▸ Instruction:
Reproduce the material exactly, omitting nothing.

▸ Data to use:
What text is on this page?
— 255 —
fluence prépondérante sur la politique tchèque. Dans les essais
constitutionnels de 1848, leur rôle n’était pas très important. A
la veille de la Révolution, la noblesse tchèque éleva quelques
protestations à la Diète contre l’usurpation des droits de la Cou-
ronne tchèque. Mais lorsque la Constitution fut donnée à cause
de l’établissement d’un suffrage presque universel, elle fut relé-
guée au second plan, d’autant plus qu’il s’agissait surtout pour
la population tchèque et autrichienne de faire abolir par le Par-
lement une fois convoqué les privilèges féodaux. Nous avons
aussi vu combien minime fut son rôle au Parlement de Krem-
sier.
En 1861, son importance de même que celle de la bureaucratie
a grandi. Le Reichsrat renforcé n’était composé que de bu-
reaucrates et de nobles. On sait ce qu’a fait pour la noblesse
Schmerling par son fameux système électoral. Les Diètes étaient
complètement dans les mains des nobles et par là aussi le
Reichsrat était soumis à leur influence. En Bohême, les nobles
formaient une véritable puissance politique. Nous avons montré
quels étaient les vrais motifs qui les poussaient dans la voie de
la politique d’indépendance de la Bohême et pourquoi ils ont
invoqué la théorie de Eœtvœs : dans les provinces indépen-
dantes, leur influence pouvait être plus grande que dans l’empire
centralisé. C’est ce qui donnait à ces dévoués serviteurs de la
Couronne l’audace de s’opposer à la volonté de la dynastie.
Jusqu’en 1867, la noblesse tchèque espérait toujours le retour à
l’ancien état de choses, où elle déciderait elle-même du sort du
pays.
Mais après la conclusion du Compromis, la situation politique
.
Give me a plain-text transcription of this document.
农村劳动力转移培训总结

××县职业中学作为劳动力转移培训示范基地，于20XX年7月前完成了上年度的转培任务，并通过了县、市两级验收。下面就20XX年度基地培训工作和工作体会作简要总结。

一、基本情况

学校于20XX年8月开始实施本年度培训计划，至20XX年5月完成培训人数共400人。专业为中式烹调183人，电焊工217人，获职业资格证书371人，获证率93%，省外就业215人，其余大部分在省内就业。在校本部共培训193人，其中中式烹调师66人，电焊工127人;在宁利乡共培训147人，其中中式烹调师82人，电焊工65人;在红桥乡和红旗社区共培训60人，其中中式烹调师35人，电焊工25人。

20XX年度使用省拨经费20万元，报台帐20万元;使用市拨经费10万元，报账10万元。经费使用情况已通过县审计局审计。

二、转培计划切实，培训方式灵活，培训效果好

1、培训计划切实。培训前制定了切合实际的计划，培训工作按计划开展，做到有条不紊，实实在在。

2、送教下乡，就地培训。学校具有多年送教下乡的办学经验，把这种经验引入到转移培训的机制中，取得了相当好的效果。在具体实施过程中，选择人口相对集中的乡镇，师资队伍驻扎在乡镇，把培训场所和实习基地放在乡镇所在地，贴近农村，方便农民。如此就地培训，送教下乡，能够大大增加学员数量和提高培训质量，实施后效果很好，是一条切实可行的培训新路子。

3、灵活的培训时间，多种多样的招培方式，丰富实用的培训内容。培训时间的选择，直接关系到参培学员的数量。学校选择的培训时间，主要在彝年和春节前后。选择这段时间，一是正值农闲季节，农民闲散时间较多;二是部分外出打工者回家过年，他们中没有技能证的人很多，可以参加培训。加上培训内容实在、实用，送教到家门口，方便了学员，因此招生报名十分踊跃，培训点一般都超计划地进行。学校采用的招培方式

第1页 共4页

▸ Reply:
What text is on this page?
— 255 —
fluence prépondérante sur la politique tchèque. Dans les essais
constitutionnels de 1848, leur rôle n’était pas très important. A
la veille de la Révolution, la noblesse tchèque éleva quelques
protestations à la Diète contre l’usurpation des droits de la Cou-
ronne tchèque. Mais lorsque la Constitution fut donnée à cause
de l’établissement d’un suffrage presque universel, elle fut relé-
guée au second plan, d’autant plus qu’il s’agissait surtout pour
la population tchèque et autrichienne de faire abolir par le Par-
lement une fois convoqué les privilèges féodaux. Nous avons
aussi vu combien minime fut son rôle au Parlement de Krem-
sier.
En 1861, son importance de même que celle de la bureaucratie
a grandi. Le Reichsrat renforcé n’était composé que de bu-
reaucrates et de nobles. On sait ce qu’a fait pour la noblesse
Schmerling par son fameux système électoral. Les Diètes étaient
complètement dans les mains des nobles et par là aussi le
Reichsrat était soumis à leur influence. En Bohême, les nobles
formaient une véritable puissance politique. Nous avons montré
quels étaient les vrais motifs qui les poussaient dans la voie de
la politique d’indépendance de la Bohême et pourquoi ils ont
invoqué la théorie de Eœtvœs : dans les provinces indépen-
dantes, leur influence pouvait être plus grande que dans l’empire
centralisé. C’est ce qui donnait à ces dévoués serviteurs de la
Couronne l’audace de s’opposer à la volonté de la dynastie.
Jusqu’en 1867, la noblesse tchèque espérait toujours le retour à
l’ancien état de choses, où elle déciderait elle-même du sort du
pays.
Mais après la conclusion du Compromis, la situation politique
.
Give me a plain-text transcription of this document.
农村劳动力转移培训总结

××县职业中学作为劳动力转移培训示范基地，于20XX年7月前完成了上年度的转培任务，并通过了县、市两级验收。下面就20XX年度基地培训工作和工作体会作简要总结。

一、基本情况

学校于20XX年8月开始实施本年度培训计划，至20XX年5月完成培训人数共400人。专业为中式烹调183人，电焊工217人，获职业资格证书371人，获证率93%，省外就业215人，其余大部分在省内就业。在校本部共培训193人，其中中式烹调师66人，电焊工127人;在宁利乡共培训147人，其中中式烹调师82人，电焊工65人;在红桥乡和红旗社区共培训60人，其中中式烹调师35人，电焊工25人。

20XX年度使用省拨经费20万元，报台帐20万元;使用市拨经费10万元，报账10万元。经费使用情况已通过县审计局审计。

二、转培计划切实，培训方式灵活，培训效果好

1、培训计划切实。培训前制定了切合实际的计划，培训工作按计划开展，做到有条不紊，实实在在。

2、送教下乡，就地培训。学校具有多年送教下乡的办学经验，把这种经验引入到转移培训的机制中，取得了相当好的效果。在具体实施过程中，选择人口相对集中的乡镇，师资队伍驻扎在乡镇，把培训场所和实习基地放在乡镇所在地，贴近农村，方便农民。如此就地培训，送教下乡，能够大大增加学员数量和提高培训质量，实施后效果很好，是一条切实可行的培训新路子。

3、灵活的培训时间，多种多样的招培方式，丰富实用的培训内容。培训时间的选择，直接关系到参培学员的数量。学校选择的培训时间，主要在彝年和春节前后。选择这段时间，一是正值农闲季节，农民闲散时间较多;二是部分外出打工者回家过年，他们中没有技能证的人很多，可以参加培训。加上培训内容实在、实用，送教到家门口，方便了学员，因此招生报名十分踊跃，培训点一般都超计划地进行。学校采用的招培方式

第1页 共4页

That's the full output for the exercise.